◆ **Goal of the exercise**
Tally the lines containing "Vertical" and report the number alone.

◆ **Supplied entries**
——
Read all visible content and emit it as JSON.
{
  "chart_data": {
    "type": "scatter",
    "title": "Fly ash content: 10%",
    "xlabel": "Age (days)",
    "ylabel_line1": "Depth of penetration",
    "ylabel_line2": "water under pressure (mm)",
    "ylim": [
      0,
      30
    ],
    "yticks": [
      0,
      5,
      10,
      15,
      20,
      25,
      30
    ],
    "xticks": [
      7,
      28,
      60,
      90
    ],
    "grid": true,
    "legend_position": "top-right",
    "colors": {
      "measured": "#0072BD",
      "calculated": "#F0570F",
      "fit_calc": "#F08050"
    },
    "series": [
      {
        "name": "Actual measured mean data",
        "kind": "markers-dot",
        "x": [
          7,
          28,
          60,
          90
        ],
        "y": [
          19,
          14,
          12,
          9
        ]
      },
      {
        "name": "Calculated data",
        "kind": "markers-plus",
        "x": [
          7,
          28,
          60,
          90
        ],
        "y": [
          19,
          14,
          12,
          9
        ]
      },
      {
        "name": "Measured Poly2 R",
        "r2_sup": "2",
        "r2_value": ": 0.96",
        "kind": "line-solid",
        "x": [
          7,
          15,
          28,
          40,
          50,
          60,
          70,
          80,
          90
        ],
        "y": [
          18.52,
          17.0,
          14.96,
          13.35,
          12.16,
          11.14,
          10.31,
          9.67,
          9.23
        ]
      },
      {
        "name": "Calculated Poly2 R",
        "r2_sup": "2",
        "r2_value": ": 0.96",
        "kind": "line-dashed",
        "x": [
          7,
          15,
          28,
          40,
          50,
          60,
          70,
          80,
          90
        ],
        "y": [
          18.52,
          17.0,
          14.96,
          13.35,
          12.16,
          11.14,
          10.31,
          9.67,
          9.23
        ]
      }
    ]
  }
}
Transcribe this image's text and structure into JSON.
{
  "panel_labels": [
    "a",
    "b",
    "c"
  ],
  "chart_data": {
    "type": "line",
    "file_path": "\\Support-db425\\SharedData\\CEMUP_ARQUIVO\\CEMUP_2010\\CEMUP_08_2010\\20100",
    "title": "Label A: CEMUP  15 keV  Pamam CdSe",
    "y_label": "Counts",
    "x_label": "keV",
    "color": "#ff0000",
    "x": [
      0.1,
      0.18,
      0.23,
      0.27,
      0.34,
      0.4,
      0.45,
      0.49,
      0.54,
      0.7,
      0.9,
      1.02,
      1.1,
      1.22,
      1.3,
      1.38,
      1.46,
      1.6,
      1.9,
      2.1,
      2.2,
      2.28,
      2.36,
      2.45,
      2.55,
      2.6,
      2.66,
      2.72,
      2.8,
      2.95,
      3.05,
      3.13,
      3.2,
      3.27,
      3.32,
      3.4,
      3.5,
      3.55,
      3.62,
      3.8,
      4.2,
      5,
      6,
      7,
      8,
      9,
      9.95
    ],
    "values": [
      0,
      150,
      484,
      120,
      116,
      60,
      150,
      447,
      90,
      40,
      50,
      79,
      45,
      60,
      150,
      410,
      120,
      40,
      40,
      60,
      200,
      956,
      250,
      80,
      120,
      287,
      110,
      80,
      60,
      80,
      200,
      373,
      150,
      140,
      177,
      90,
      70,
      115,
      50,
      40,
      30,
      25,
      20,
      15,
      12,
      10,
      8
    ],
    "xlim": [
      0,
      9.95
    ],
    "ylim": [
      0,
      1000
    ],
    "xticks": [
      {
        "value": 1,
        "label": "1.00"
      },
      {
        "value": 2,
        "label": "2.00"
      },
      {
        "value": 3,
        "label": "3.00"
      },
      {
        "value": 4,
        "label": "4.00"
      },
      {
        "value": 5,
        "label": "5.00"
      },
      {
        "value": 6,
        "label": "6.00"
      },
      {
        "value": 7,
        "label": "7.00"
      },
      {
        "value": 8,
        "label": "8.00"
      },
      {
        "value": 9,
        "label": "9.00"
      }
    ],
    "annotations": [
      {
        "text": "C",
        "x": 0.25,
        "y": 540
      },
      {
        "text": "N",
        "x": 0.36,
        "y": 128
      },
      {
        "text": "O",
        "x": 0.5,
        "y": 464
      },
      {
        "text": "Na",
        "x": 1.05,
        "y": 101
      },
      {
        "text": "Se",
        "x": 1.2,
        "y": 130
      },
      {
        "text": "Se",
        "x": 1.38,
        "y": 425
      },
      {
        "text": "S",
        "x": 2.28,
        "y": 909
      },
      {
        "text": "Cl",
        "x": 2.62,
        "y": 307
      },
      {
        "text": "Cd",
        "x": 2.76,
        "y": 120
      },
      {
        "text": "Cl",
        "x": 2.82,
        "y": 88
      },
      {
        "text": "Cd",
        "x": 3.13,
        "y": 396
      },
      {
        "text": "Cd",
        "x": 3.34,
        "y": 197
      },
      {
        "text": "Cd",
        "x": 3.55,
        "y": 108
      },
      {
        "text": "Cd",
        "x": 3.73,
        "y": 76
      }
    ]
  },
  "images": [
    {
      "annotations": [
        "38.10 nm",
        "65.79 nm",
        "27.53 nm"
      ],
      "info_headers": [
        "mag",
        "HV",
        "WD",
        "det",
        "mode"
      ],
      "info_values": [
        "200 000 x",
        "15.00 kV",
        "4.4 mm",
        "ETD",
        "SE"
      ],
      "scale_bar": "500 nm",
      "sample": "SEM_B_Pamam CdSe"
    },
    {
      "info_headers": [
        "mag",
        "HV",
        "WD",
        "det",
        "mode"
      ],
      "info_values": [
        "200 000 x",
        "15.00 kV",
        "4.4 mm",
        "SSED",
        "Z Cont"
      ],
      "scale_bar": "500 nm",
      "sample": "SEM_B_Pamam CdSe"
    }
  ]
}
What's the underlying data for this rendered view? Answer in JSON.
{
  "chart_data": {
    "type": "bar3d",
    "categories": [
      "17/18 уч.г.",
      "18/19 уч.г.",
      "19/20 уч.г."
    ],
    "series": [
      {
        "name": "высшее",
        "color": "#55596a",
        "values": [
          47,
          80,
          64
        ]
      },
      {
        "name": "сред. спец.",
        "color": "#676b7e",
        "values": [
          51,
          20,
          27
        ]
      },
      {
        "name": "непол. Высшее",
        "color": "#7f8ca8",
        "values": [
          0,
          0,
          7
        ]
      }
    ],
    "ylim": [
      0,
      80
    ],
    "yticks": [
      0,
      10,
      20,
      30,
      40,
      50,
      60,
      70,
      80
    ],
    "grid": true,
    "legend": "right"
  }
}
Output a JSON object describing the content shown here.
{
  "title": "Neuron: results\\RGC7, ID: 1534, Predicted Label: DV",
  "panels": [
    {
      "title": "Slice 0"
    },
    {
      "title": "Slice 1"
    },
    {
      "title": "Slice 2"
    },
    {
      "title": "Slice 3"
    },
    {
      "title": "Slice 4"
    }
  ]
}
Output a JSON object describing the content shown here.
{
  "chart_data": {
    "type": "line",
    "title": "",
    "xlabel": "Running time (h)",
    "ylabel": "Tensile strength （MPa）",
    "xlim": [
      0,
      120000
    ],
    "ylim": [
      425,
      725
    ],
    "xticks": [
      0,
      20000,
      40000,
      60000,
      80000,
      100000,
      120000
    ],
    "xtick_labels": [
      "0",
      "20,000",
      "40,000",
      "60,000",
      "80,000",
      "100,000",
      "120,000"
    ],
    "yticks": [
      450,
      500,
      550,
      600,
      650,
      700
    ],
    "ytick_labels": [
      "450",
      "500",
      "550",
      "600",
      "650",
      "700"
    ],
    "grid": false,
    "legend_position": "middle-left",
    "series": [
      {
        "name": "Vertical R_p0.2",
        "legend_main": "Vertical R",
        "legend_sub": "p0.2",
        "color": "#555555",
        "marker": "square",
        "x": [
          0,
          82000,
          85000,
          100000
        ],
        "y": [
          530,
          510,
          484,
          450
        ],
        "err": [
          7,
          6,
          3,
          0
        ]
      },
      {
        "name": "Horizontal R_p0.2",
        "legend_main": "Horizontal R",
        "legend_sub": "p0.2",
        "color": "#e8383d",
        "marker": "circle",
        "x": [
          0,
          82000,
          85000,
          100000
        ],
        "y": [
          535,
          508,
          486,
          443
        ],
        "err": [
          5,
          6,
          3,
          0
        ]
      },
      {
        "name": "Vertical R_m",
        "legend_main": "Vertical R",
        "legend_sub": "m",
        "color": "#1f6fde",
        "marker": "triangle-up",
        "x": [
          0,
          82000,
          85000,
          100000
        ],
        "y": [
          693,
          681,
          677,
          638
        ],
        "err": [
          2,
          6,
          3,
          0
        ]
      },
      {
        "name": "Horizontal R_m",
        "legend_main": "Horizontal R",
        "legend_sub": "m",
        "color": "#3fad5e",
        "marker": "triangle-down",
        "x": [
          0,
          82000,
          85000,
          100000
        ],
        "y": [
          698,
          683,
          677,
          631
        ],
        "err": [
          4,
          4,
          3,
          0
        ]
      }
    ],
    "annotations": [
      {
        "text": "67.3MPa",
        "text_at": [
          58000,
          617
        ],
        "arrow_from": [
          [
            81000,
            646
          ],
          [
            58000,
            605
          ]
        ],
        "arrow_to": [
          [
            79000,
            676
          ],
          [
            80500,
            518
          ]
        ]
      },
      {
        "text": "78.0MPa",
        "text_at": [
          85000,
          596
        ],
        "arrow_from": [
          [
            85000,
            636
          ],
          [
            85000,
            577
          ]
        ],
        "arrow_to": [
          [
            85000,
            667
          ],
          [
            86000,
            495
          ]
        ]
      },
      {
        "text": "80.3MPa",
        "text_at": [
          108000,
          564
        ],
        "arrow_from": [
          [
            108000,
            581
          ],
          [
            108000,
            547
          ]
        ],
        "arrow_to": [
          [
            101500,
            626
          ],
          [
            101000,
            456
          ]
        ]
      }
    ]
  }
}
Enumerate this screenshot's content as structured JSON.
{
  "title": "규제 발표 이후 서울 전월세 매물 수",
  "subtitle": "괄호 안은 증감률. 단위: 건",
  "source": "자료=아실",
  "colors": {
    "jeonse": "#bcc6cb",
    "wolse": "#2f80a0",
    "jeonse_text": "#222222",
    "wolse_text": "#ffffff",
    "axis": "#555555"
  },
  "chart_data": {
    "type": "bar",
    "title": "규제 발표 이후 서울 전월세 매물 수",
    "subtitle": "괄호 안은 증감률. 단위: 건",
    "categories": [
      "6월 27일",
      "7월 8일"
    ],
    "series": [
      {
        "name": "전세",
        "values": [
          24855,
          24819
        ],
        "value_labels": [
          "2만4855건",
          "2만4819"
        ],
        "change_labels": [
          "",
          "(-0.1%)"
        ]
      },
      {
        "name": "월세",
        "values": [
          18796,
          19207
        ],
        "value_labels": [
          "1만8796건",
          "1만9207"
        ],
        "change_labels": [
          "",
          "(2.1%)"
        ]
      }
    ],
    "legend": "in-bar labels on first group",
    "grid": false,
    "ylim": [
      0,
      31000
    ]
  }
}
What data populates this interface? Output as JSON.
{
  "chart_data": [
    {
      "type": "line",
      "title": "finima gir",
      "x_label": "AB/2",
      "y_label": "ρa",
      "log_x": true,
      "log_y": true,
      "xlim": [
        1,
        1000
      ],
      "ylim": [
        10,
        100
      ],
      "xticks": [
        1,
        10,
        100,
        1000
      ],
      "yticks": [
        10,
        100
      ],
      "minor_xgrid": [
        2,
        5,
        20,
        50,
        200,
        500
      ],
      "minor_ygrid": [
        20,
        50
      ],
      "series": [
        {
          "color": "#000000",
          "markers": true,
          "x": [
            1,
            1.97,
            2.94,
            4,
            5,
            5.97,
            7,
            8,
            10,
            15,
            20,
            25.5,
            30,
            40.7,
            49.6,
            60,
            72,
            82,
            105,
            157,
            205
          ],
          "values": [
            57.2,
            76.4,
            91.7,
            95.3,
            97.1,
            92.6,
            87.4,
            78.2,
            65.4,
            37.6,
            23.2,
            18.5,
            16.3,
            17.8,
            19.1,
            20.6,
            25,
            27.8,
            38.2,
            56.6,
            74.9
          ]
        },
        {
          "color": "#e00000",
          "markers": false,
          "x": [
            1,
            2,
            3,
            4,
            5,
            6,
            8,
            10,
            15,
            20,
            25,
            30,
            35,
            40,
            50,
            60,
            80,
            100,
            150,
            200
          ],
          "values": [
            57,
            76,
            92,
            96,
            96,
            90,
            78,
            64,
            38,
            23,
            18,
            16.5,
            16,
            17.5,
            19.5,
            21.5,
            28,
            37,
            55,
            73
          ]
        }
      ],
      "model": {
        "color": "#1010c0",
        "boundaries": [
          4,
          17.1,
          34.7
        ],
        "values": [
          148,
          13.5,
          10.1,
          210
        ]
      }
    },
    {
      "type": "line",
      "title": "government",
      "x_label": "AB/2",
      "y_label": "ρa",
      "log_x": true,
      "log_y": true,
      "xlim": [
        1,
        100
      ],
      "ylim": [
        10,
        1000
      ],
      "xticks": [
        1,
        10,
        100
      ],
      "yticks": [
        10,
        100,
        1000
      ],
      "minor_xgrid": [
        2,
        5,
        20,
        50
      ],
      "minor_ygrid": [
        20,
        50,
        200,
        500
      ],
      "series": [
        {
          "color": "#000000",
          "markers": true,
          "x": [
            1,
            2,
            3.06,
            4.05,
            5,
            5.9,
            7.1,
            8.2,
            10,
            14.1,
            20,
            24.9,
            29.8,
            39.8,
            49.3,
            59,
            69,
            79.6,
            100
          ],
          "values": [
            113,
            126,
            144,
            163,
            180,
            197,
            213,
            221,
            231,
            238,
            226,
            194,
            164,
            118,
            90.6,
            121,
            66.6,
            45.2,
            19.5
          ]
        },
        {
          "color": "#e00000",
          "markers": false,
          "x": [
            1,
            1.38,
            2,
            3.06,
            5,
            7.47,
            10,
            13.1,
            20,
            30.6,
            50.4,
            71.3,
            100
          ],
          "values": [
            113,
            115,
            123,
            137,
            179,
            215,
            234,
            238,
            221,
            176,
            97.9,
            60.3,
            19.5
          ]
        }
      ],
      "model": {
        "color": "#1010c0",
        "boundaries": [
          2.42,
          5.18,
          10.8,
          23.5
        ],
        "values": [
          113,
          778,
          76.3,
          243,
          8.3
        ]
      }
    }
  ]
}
——
◆ **Finished answer**
4